Figure content listings:
---

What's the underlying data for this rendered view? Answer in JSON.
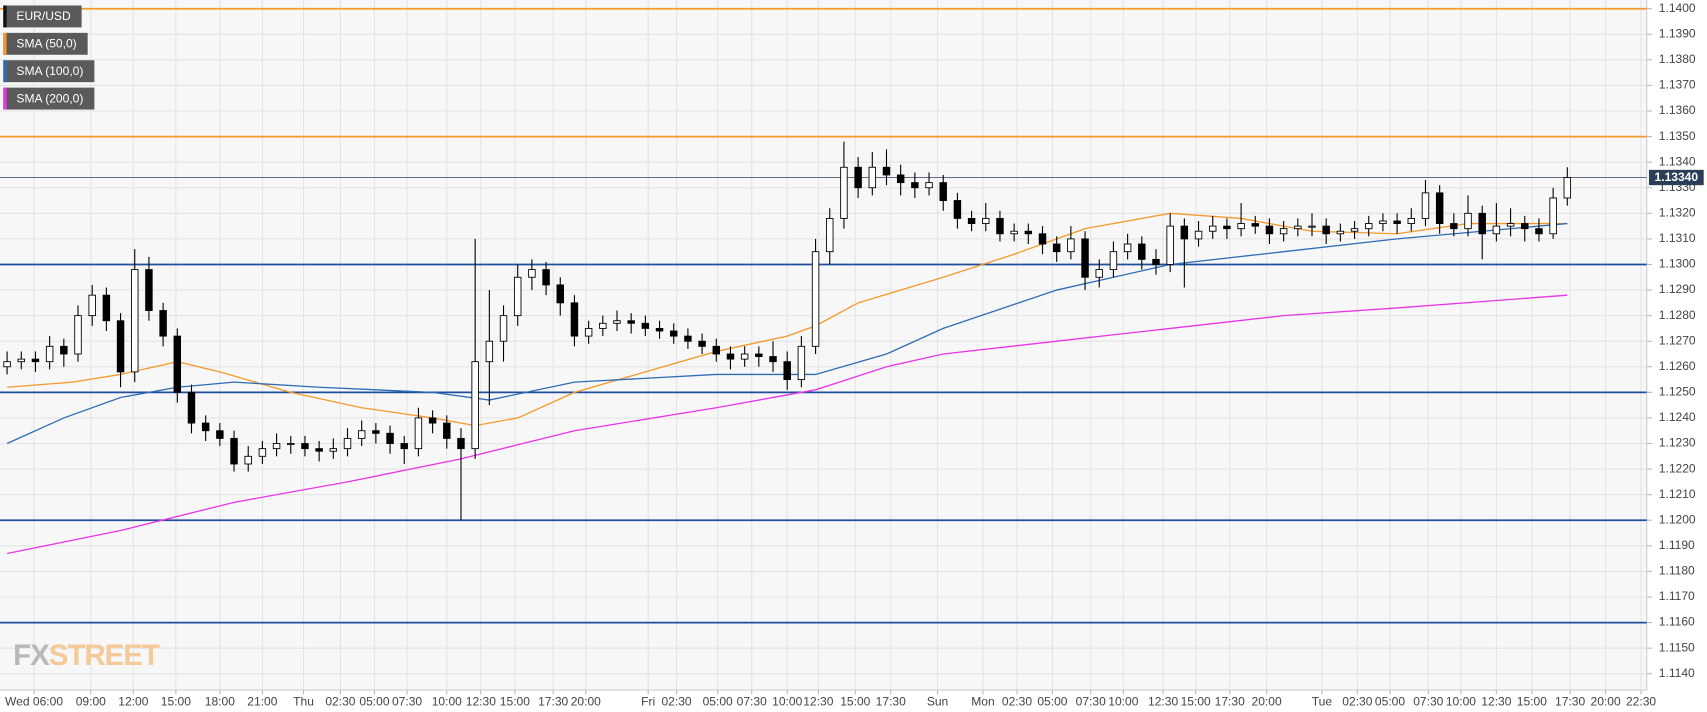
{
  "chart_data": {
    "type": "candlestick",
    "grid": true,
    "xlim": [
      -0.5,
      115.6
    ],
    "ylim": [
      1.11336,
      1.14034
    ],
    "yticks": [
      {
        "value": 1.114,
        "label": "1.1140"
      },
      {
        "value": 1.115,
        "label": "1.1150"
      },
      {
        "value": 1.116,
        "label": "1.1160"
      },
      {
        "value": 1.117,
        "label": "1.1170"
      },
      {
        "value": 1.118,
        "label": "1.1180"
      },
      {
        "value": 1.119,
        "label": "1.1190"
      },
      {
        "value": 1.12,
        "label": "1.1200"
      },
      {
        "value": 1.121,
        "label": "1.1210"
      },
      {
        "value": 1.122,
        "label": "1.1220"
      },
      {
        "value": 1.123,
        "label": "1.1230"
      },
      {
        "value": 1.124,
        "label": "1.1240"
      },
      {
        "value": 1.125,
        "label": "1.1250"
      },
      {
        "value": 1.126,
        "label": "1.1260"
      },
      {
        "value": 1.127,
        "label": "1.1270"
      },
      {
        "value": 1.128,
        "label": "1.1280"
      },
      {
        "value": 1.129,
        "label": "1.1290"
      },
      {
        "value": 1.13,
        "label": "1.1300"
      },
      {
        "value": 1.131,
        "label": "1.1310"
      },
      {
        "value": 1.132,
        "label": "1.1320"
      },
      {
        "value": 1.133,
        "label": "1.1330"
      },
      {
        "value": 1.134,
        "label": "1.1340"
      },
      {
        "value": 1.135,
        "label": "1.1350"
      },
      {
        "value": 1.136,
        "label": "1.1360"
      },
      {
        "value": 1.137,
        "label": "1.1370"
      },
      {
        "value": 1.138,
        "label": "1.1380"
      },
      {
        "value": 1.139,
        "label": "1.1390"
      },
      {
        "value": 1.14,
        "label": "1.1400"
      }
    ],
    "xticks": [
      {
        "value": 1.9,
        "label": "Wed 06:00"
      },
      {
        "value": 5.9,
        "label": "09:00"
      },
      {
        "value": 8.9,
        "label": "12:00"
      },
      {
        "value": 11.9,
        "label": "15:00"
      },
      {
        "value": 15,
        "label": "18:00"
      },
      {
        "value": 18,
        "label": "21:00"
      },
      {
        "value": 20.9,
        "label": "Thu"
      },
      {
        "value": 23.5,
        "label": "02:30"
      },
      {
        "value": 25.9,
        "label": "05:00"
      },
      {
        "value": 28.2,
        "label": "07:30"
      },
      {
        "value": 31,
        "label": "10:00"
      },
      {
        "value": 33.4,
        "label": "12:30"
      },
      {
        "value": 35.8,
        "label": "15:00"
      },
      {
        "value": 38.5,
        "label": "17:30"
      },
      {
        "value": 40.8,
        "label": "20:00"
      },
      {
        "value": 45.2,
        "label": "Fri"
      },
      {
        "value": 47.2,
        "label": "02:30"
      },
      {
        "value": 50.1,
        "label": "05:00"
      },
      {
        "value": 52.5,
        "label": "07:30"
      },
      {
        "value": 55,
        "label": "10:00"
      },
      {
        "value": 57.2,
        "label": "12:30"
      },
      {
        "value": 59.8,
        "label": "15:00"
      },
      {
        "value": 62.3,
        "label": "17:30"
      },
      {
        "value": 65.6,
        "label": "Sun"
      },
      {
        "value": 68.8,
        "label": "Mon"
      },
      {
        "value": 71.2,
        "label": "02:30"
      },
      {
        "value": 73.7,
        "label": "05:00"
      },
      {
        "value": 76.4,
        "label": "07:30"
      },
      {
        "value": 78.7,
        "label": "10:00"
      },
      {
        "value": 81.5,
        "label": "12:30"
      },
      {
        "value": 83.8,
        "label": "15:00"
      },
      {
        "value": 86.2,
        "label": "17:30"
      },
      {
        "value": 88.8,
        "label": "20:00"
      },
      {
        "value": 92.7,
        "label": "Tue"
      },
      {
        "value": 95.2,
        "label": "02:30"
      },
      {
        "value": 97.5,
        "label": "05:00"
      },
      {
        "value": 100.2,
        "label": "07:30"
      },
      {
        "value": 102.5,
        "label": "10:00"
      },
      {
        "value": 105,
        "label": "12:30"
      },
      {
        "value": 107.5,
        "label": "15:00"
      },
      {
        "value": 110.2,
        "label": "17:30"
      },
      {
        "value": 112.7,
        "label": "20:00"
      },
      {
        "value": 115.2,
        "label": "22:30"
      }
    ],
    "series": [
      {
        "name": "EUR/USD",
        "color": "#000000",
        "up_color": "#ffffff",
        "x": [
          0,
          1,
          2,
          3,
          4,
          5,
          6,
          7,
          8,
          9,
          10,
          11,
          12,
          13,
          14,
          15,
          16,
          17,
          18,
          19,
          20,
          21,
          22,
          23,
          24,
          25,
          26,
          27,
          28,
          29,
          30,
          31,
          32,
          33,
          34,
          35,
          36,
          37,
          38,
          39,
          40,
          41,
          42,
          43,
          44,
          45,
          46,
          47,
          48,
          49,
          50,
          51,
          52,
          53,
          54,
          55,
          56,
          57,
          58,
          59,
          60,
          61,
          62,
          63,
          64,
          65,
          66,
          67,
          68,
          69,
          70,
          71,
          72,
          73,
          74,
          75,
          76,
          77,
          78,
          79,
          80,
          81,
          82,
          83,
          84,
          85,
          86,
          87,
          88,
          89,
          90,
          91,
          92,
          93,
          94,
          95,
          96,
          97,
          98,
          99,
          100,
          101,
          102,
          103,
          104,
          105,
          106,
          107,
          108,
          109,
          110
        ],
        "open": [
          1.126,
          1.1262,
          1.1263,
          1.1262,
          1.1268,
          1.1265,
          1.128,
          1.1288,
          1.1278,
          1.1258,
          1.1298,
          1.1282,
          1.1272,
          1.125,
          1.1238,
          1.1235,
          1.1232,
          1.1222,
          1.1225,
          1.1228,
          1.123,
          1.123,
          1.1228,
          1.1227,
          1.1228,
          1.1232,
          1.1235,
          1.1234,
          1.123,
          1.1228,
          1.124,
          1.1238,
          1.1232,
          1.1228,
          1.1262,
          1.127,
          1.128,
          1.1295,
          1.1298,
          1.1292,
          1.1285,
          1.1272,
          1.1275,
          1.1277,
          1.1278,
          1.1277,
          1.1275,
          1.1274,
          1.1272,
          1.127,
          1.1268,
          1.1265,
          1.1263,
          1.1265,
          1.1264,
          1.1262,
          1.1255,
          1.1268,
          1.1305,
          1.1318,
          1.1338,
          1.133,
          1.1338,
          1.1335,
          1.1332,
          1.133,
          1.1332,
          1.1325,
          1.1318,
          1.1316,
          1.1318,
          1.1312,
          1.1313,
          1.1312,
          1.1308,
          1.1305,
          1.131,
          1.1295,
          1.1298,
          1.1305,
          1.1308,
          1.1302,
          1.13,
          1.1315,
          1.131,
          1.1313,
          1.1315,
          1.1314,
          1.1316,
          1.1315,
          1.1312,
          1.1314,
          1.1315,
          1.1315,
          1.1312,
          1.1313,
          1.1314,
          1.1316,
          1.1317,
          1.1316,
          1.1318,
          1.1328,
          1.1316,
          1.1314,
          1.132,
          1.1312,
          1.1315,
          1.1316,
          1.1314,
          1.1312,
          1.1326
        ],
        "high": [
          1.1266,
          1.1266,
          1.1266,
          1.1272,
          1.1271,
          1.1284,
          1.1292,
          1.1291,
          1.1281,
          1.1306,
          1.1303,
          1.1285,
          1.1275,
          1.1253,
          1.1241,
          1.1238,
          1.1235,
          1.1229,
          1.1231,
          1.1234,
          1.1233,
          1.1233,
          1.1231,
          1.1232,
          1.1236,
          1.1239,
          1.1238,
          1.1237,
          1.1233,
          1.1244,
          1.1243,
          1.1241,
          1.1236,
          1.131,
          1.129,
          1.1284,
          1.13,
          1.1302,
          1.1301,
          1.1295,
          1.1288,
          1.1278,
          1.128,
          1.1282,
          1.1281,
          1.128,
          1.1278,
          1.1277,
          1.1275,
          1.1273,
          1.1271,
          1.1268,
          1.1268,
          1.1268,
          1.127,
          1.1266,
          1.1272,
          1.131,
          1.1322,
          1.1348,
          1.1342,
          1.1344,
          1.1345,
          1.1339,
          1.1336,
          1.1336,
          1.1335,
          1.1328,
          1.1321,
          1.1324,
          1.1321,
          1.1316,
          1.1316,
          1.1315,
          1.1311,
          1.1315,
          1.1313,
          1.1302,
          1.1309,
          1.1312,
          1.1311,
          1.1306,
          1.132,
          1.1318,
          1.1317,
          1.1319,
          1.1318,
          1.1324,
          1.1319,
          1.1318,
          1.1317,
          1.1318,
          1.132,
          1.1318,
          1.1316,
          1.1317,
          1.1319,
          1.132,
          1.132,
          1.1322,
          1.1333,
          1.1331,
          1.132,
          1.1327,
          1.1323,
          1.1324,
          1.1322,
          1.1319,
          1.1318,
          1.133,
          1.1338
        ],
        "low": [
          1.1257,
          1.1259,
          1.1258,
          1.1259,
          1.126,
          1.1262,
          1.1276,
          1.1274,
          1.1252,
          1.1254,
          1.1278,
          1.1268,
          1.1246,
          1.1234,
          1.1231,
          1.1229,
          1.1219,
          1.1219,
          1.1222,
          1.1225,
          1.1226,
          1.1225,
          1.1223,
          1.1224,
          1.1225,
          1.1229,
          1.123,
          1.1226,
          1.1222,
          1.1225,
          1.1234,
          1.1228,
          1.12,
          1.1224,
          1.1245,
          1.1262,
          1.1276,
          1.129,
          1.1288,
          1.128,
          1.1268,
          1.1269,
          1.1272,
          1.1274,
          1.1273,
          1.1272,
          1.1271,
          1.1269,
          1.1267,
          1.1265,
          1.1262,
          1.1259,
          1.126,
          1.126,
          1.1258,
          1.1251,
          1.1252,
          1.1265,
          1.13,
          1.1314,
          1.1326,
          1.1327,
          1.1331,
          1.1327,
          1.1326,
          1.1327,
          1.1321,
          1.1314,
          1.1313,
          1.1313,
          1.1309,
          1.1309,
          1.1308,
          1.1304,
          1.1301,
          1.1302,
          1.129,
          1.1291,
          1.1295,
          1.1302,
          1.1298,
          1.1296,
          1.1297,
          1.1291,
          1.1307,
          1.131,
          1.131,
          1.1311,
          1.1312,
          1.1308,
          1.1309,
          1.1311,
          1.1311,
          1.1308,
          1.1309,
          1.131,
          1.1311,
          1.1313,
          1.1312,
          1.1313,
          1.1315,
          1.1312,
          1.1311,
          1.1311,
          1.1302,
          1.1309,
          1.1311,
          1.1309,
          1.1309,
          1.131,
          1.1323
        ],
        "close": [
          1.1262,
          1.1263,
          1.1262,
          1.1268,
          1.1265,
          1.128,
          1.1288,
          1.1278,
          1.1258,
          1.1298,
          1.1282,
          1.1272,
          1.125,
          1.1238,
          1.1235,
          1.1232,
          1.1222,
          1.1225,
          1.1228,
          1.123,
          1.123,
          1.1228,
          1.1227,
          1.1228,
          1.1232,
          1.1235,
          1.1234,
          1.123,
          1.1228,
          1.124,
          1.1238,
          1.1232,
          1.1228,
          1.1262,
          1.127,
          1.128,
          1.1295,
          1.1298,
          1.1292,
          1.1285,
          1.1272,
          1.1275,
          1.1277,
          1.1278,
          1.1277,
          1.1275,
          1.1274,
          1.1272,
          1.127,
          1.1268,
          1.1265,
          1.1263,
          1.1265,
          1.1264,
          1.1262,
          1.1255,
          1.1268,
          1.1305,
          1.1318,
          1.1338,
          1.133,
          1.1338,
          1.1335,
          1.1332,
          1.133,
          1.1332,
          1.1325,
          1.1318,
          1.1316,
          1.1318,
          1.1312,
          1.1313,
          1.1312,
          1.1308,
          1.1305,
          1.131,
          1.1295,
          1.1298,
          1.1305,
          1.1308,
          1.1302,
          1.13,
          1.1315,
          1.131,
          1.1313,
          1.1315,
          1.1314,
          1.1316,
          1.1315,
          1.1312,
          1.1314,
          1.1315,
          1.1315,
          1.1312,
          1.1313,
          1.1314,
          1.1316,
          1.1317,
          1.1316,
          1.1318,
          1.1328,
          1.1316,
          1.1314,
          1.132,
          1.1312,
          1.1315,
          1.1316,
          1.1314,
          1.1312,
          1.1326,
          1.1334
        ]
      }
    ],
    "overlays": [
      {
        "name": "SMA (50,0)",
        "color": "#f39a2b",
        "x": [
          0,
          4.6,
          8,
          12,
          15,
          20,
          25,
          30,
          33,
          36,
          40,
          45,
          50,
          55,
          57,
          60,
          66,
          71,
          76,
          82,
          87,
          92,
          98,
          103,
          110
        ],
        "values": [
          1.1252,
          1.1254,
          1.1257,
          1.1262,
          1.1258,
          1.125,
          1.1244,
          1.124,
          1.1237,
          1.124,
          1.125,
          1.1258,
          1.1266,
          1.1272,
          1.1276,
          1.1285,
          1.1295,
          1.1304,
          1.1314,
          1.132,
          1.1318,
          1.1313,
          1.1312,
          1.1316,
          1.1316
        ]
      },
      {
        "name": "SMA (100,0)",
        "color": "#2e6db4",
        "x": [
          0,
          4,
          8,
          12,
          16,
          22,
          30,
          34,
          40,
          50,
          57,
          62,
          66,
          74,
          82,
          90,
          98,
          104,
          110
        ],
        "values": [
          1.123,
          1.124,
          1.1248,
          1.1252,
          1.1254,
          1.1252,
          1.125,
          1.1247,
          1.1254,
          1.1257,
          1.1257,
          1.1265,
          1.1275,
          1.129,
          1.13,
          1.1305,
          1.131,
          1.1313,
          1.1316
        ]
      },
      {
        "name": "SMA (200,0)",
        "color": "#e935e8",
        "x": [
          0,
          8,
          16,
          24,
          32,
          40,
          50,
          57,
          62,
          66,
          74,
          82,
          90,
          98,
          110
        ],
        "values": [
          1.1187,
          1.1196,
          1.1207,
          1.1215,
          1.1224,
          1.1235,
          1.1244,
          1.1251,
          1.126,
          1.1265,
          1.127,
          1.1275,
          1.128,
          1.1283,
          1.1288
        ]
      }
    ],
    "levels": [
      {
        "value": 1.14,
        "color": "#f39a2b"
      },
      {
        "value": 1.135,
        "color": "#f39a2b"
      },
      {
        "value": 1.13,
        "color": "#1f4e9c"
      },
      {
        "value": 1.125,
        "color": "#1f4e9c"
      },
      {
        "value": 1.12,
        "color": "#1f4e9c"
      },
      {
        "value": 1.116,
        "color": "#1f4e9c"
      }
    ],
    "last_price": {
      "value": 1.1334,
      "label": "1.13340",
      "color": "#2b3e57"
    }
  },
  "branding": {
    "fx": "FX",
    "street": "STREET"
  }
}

---

Pull every line containing the word "name" out of the material and copy it.

        "name": "EUR/USD",
        "name": "SMA (50,0)",
        "name": "SMA (100,0)",
        "name": "SMA (200,0)",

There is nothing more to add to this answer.